ENTRIES SHOWN:
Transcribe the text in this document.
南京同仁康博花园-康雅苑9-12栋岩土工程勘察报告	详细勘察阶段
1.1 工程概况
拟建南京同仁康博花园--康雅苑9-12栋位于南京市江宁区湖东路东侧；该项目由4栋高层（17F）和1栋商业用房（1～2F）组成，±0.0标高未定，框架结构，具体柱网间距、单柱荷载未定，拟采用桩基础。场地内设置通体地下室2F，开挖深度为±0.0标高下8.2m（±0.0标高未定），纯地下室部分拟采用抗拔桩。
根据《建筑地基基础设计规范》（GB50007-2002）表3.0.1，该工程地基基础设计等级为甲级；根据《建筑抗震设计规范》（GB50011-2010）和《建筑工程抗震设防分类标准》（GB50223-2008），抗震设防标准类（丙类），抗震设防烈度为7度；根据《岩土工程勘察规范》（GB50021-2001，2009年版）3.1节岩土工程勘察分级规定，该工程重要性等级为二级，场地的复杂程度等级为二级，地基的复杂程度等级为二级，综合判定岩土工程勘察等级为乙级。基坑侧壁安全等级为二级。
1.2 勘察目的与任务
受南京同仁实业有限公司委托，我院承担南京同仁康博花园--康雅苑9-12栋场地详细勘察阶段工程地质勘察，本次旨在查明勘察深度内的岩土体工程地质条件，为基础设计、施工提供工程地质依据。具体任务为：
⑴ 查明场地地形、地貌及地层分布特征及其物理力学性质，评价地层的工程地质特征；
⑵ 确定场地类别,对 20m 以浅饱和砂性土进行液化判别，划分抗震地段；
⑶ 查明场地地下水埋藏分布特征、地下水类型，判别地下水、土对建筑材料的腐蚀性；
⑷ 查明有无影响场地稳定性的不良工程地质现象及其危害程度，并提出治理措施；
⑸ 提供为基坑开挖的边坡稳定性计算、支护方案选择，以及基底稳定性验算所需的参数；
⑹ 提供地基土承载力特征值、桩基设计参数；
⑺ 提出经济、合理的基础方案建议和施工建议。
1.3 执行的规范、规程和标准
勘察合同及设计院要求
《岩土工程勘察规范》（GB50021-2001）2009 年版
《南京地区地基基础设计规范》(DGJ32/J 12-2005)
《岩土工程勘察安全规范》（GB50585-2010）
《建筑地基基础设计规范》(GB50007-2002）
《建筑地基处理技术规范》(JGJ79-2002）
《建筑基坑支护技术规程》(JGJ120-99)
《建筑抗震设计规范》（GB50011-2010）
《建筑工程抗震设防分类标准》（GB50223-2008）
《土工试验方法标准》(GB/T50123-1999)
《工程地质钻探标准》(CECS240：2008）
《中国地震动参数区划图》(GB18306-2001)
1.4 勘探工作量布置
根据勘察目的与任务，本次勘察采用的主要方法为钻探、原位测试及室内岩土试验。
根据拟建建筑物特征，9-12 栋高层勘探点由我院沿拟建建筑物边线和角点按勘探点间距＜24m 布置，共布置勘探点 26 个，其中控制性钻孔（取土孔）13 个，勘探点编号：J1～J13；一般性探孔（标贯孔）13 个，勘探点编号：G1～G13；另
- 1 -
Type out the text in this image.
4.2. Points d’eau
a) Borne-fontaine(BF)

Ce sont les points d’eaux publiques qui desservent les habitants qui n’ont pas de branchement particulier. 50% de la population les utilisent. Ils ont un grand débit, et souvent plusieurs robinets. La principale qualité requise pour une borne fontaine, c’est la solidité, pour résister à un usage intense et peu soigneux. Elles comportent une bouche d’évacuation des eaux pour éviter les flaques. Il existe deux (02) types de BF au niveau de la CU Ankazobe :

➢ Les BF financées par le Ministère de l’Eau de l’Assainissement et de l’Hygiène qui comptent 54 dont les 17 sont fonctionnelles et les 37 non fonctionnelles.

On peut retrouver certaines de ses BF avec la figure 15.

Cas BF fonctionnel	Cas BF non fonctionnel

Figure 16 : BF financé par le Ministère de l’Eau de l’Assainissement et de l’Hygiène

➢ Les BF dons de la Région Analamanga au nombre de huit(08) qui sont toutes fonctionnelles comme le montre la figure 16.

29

TASK DESCRIPTION: Write out every entry again exactly, please, with nothing missing.

ANSWER FOR THIS EXERCISE:
Transcribe the text in this document.
南京同仁康博花园-康雅苑9-12栋岩土工程勘察报告	详细勘察阶段
1.1 工程概况
拟建南京同仁康博花园--康雅苑9-12栋位于南京市江宁区湖东路东侧；该项目由4栋高层（17F）和1栋商业用房（1～2F）组成，±0.0标高未定，框架结构，具体柱网间距、单柱荷载未定，拟采用桩基础。场地内设置通体地下室2F，开挖深度为±0.0标高下8.2m（±0.0标高未定），纯地下室部分拟采用抗拔桩。
根据《建筑地基基础设计规范》（GB50007-2002）表3.0.1，该工程地基基础设计等级为甲级；根据《建筑抗震设计规范》（GB50011-2010）和《建筑工程抗震设防分类标准》（GB50223-2008），抗震设防标准类（丙类），抗震设防烈度为7度；根据《岩土工程勘察规范》（GB50021-2001，2009年版）3.1节岩土工程勘察分级规定，该工程重要性等级为二级，场地的复杂程度等级为二级，地基的复杂程度等级为二级，综合判定岩土工程勘察等级为乙级。基坑侧壁安全等级为二级。
1.2 勘察目的与任务
受南京同仁实业有限公司委托，我院承担南京同仁康博花园--康雅苑9-12栋场地详细勘察阶段工程地质勘察，本次旨在查明勘察深度内的岩土体工程地质条件，为基础设计、施工提供工程地质依据。具体任务为：
⑴ 查明场地地形、地貌及地层分布特征及其物理力学性质，评价地层的工程地质特征；
⑵ 确定场地类别,对 20m 以浅饱和砂性土进行液化判别，划分抗震地段；
⑶ 查明场地地下水埋藏分布特征、地下水类型，判别地下水、土对建筑材料的腐蚀性；
⑷ 查明有无影响场地稳定性的不良工程地质现象及其危害程度，并提出治理措施；
⑸ 提供为基坑开挖的边坡稳定性计算、支护方案选择，以及基底稳定性验算所需的参数；
⑹ 提供地基土承载力特征值、桩基设计参数；
⑺ 提出经济、合理的基础方案建议和施工建议。
1.3 执行的规范、规程和标准
勘察合同及设计院要求
《岩土工程勘察规范》（GB50021-2001）2009 年版
《南京地区地基基础设计规范》(DGJ32/J 12-2005)
《岩土工程勘察安全规范》（GB50585-2010）
《建筑地基基础设计规范》(GB50007-2002）
《建筑地基处理技术规范》(JGJ79-2002）
《建筑基坑支护技术规程》(JGJ120-99)
《建筑抗震设计规范》（GB50011-2010）
《建筑工程抗震设防分类标准》（GB50223-2008）
《土工试验方法标准》(GB/T50123-1999)
《工程地质钻探标准》(CECS240：2008）
《中国地震动参数区划图》(GB18306-2001)
1.4 勘探工作量布置
根据勘察目的与任务，本次勘察采用的主要方法为钻探、原位测试及室内岩土试验。
根据拟建建筑物特征，9-12 栋高层勘探点由我院沿拟建建筑物边线和角点按勘探点间距＜24m 布置，共布置勘探点 26 个，其中控制性钻孔（取土孔）13 个，勘探点编号：J1～J13；一般性探孔（标贯孔）13 个，勘探点编号：G1～G13；另
- 1 -
Type out the text in this image.
4.2. Points d’eau
a) Borne-fontaine(BF)

Ce sont les points d’eaux publiques qui desservent les habitants qui n’ont pas de branchement particulier. 50% de la population les utilisent. Ils ont un grand débit, et souvent plusieurs robinets. La principale qualité requise pour une borne fontaine, c’est la solidité, pour résister à un usage intense et peu soigneux. Elles comportent une bouche d’évacuation des eaux pour éviter les flaques. Il existe deux (02) types de BF au niveau de la CU Ankazobe :

➢ Les BF financées par le Ministère de l’Eau de l’Assainissement et de l’Hygiène qui comptent 54 dont les 17 sont fonctionnelles et les 37 non fonctionnelles.

On peut retrouver certaines de ses BF avec la figure 15.

Cas BF fonctionnel	Cas BF non fonctionnel

Figure 16 : BF financé par le Ministère de l’Eau de l’Assainissement et de l’Hygiène

➢ Les BF dons de la Région Analamanga au nombre de huit(08) qui sont toutes fonctionnelles comme le montre la figure 16.

29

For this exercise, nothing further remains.